* [EXERCISE MATERIALS]
_ _ _ _ _ _ _

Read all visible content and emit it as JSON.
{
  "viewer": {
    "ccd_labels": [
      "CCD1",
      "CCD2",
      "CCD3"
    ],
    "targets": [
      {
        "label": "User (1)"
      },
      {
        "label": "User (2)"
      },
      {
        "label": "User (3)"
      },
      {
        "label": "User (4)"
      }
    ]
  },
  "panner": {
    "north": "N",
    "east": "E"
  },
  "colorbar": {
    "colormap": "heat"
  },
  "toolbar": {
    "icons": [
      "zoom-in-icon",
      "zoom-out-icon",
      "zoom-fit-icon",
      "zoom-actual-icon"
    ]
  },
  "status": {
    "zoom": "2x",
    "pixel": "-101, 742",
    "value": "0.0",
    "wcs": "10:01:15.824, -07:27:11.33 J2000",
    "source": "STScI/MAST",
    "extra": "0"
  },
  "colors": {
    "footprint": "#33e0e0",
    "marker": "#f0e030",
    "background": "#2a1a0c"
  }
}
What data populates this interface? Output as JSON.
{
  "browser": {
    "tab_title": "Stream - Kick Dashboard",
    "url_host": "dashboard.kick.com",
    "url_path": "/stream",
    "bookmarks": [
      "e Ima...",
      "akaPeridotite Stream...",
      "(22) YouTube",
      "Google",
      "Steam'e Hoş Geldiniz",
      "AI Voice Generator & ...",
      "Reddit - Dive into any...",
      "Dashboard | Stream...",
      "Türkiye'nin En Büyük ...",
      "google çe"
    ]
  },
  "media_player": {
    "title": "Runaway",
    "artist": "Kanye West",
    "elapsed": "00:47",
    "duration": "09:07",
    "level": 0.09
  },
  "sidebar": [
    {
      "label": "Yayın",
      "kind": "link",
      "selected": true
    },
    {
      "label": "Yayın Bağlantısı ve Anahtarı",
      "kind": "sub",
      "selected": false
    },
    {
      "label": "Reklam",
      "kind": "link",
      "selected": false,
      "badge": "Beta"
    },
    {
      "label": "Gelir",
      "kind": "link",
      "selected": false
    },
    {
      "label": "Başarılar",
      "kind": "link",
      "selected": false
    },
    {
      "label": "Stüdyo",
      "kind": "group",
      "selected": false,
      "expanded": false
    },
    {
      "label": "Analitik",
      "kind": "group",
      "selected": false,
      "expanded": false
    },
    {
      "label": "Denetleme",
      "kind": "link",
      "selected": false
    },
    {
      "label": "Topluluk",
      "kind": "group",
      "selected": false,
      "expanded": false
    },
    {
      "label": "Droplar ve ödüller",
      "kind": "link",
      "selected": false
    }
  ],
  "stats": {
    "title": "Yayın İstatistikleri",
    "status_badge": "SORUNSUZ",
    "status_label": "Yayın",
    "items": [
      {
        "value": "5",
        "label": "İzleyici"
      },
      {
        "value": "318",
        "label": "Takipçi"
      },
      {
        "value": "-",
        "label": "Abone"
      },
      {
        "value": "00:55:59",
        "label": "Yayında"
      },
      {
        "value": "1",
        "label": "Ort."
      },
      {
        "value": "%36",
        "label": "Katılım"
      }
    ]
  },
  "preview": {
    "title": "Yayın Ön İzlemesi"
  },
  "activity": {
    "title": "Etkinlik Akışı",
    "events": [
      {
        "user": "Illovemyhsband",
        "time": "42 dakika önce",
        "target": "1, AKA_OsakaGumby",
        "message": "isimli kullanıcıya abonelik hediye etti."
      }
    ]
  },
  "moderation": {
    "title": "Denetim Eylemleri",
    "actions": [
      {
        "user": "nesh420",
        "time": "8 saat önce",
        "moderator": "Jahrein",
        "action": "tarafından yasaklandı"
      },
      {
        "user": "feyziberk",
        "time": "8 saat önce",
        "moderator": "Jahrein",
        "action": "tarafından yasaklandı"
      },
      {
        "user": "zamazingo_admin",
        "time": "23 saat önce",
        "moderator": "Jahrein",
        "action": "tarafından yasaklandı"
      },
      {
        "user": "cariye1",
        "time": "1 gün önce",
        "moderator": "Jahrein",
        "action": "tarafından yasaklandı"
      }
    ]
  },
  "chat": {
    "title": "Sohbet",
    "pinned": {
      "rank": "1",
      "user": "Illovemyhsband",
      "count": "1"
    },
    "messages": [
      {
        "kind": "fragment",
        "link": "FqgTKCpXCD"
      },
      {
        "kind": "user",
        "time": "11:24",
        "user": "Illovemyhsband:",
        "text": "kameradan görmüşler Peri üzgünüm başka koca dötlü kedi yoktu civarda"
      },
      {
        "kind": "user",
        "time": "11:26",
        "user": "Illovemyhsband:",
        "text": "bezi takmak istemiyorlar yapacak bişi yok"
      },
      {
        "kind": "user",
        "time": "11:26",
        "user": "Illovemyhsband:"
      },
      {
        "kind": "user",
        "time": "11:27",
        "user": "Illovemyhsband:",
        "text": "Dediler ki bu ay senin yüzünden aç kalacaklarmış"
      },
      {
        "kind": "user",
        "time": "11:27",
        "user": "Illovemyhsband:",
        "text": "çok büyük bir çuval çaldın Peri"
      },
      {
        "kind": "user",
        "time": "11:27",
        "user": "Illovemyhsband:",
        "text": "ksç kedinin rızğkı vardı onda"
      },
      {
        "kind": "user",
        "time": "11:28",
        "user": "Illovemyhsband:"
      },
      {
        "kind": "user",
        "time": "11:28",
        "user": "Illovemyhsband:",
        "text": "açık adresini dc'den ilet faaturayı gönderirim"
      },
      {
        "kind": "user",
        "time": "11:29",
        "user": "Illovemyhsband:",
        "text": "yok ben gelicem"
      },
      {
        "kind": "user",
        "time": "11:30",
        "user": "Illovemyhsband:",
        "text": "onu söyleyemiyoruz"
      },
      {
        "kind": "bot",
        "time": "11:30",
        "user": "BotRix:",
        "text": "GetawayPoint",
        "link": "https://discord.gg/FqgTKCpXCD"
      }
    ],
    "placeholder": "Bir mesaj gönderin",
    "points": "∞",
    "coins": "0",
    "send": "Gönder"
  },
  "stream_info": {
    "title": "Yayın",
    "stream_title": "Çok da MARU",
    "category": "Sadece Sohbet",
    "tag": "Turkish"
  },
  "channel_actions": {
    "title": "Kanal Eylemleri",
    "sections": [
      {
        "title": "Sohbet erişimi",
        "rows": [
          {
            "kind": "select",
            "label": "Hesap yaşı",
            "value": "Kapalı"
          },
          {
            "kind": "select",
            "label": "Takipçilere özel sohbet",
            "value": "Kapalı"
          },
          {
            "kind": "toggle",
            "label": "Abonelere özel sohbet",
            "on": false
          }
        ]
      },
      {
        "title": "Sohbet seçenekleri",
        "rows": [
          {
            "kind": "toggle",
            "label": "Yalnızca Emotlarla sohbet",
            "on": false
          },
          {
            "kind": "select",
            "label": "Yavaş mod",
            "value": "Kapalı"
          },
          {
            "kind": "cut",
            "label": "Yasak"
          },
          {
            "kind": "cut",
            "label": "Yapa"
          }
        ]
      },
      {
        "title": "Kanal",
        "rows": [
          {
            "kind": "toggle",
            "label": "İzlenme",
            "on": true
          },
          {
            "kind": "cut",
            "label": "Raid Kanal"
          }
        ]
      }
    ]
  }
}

_ _ _ _ _ _ _

Could you reproduce every record above exactly as it appears?

* [TASK ANSWER]
Read all visible content and emit it as JSON.
{
  "viewer": {
    "ccd_labels": [
      "CCD1",
      "CCD2",
      "CCD3"
    ],
    "targets": [
      {
        "label": "User (1)"
      },
      {
        "label": "User (2)"
      },
      {
        "label": "User (3)"
      },
      {
        "label": "User (4)"
      }
    ]
  },
  "panner": {
    "north": "N",
    "east": "E"
  },
  "colorbar": {
    "colormap": "heat"
  },
  "toolbar": {
    "icons": [
      "zoom-in-icon",
      "zoom-out-icon",
      "zoom-fit-icon",
      "zoom-actual-icon"
    ]
  },
  "status": {
    "zoom": "2x",
    "pixel": "-101, 742",
    "value": "0.0",
    "wcs": "10:01:15.824, -07:27:11.33 J2000",
    "source": "STScI/MAST",
    "extra": "0"
  },
  "colors": {
    "footprint": "#33e0e0",
    "marker": "#f0e030",
    "background": "#2a1a0c"
  }
}
What data populates this interface? Output as JSON.
{
  "browser": {
    "tab_title": "Stream - Kick Dashboard",
    "url_host": "dashboard.kick.com",
    "url_path": "/stream",
    "bookmarks": [
      "e Ima...",
      "akaPeridotite Stream...",
      "(22) YouTube",
      "Google",
      "Steam'e Hoş Geldiniz",
      "AI Voice Generator & ...",
      "Reddit - Dive into any...",
      "Dashboard | Stream...",
      "Türkiye'nin En Büyük ...",
      "google çe"
    ]
  },
  "media_player": {
    "title": "Runaway",
    "artist": "Kanye West",
    "elapsed": "00:47",
    "duration": "09:07",
    "level": 0.09
  },
  "sidebar": [
    {
      "label": "Yayın",
      "kind": "link",
      "selected": true
    },
    {
      "label": "Yayın Bağlantısı ve Anahtarı",
      "kind": "sub",
      "selected": false
    },
    {
      "label": "Reklam",
      "kind": "link",
      "selected": false,
      "badge": "Beta"
    },
    {
      "label": "Gelir",
      "kind": "link",
      "selected": false
    },
    {
      "label": "Başarılar",
      "kind": "link",
      "selected": false
    },
    {
      "label": "Stüdyo",
      "kind": "group",
      "selected": false,
      "expanded": false
    },
    {
      "label": "Analitik",
      "kind": "group",
      "selected": false,
      "expanded": false
    },
    {
      "label": "Denetleme",
      "kind": "link",
      "selected": false
    },
    {
      "label": "Topluluk",
      "kind": "group",
      "selected": false,
      "expanded": false
    },
    {
      "label": "Droplar ve ödüller",
      "kind": "link",
      "selected": false
    }
  ],
  "stats": {
    "title": "Yayın İstatistikleri",
    "status_badge": "SORUNSUZ",
    "status_label": "Yayın",
    "items": [
      {
        "value": "5",
        "label": "İzleyici"
      },
      {
        "value": "318",
        "label": "Takipçi"
      },
      {
        "value": "-",
        "label": "Abone"
      },
      {
        "value": "00:55:59",
        "label": "Yayında"
      },
      {
        "value": "1",
        "label": "Ort."
      },
      {
        "value": "%36",
        "label": "Katılım"
      }
    ]
  },
  "preview": {
    "title": "Yayın Ön İzlemesi"
  },
  "activity": {
    "title": "Etkinlik Akışı",
    "events": [
      {
        "user": "Illovemyhsband",
        "time": "42 dakika önce",
        "target": "1, AKA_OsakaGumby",
        "message": "isimli kullanıcıya abonelik hediye etti."
      }
    ]
  },
  "moderation": {
    "title": "Denetim Eylemleri",
    "actions": [
      {
        "user": "nesh420",
        "time": "8 saat önce",
        "moderator": "Jahrein",
        "action": "tarafından yasaklandı"
      },
      {
        "user": "feyziberk",
        "time": "8 saat önce",
        "moderator": "Jahrein",
        "action": "tarafından yasaklandı"
      },
      {
        "user": "zamazingo_admin",
        "time": "23 saat önce",
        "moderator": "Jahrein",
        "action": "tarafından yasaklandı"
      },
      {
        "user": "cariye1",
        "time": "1 gün önce",
        "moderator": "Jahrein",
        "action": "tarafından yasaklandı"
      }
    ]
  },
  "chat": {
    "title": "Sohbet",
    "pinned": {
      "rank": "1",
      "user": "Illovemyhsband",
      "count": "1"
    },
    "messages": [
      {
        "kind": "fragment",
        "link": "FqgTKCpXCD"
      },
      {
        "kind": "user",
        "time": "11:24",
        "user": "Illovemyhsband:",
        "text": "kameradan görmüşler Peri üzgünüm başka koca dötlü kedi yoktu civarda"
      },
      {
        "kind": "user",
        "time": "11:26",
        "user": "Illovemyhsband:",
        "text": "bezi takmak istemiyorlar yapacak bişi yok"
      },
      {
        "kind": "user",
        "time": "11:26",
        "user": "Illovemyhsband:"
      },
      {
        "kind": "user",
        "time": "11:27",
        "user": "Illovemyhsband:",
        "text": "Dediler ki bu ay senin yüzünden aç kalacaklarmış"
      },
      {
        "kind": "user",
        "time": "11:27",
        "user": "Illovemyhsband:",
        "text": "çok büyük bir çuval çaldın Peri"
      },
      {
        "kind": "user",
        "time": "11:27",
        "user": "Illovemyhsband:",
        "text": "ksç kedinin rızğkı vardı onda"
      },
      {
        "kind": "user",
        "time": "11:28",
        "user": "Illovemyhsband:"
      },
      {
        "kind": "user",
        "time": "11:28",
        "user": "Illovemyhsband:",
        "text": "açık adresini dc'den ilet faaturayı gönderirim"
      },
      {
        "kind": "user",
        "time": "11:29",
        "user": "Illovemyhsband:",
        "text": "yok ben gelicem"
      },
      {
        "kind": "user",
        "time": "11:30",
        "user": "Illovemyhsband:",
        "text": "onu söyleyemiyoruz"
      },
      {
        "kind": "bot",
        "time": "11:30",
        "user": "BotRix:",
        "text": "GetawayPoint",
        "link": "https://discord.gg/FqgTKCpXCD"
      }
    ],
    "placeholder": "Bir mesaj gönderin",
    "points": "∞",
    "coins": "0",
    "send": "Gönder"
  },
  "stream_info": {
    "title": "Yayın",
    "stream_title": "Çok da MARU",
    "category": "Sadece Sohbet",
    "tag": "Turkish"
  },
  "channel_actions": {
    "title": "Kanal Eylemleri",
    "sections": [
      {
        "title": "Sohbet erişimi",
        "rows": [
          {
            "kind": "select",
            "label": "Hesap yaşı",
            "value": "Kapalı"
          },
          {
            "kind": "select",
            "label": "Takipçilere özel sohbet",
            "value": "Kapalı"
          },
          {
            "kind": "toggle",
            "label": "Abonelere özel sohbet",
            "on": false
          }
        ]
      },
      {
        "title": "Sohbet seçenekleri",
        "rows": [
          {
            "kind": "toggle",
            "label": "Yalnızca Emotlarla sohbet",
            "on": false
          },
          {
            "kind": "select",
            "label": "Yavaş mod",
            "value": "Kapalı"
          },
          {
            "kind": "cut",
            "label": "Yasak"
          },
          {
            "kind": "cut",
            "label": "Yapa"
          }
        ]
      },
      {
        "title": "Kanal",
        "rows": [
          {
            "kind": "toggle",
            "label": "İzlenme",
            "on": true
          },
          {
            "kind": "cut",
            "label": "Raid Kanal"
          }
        ]
      }
    ]
  }
}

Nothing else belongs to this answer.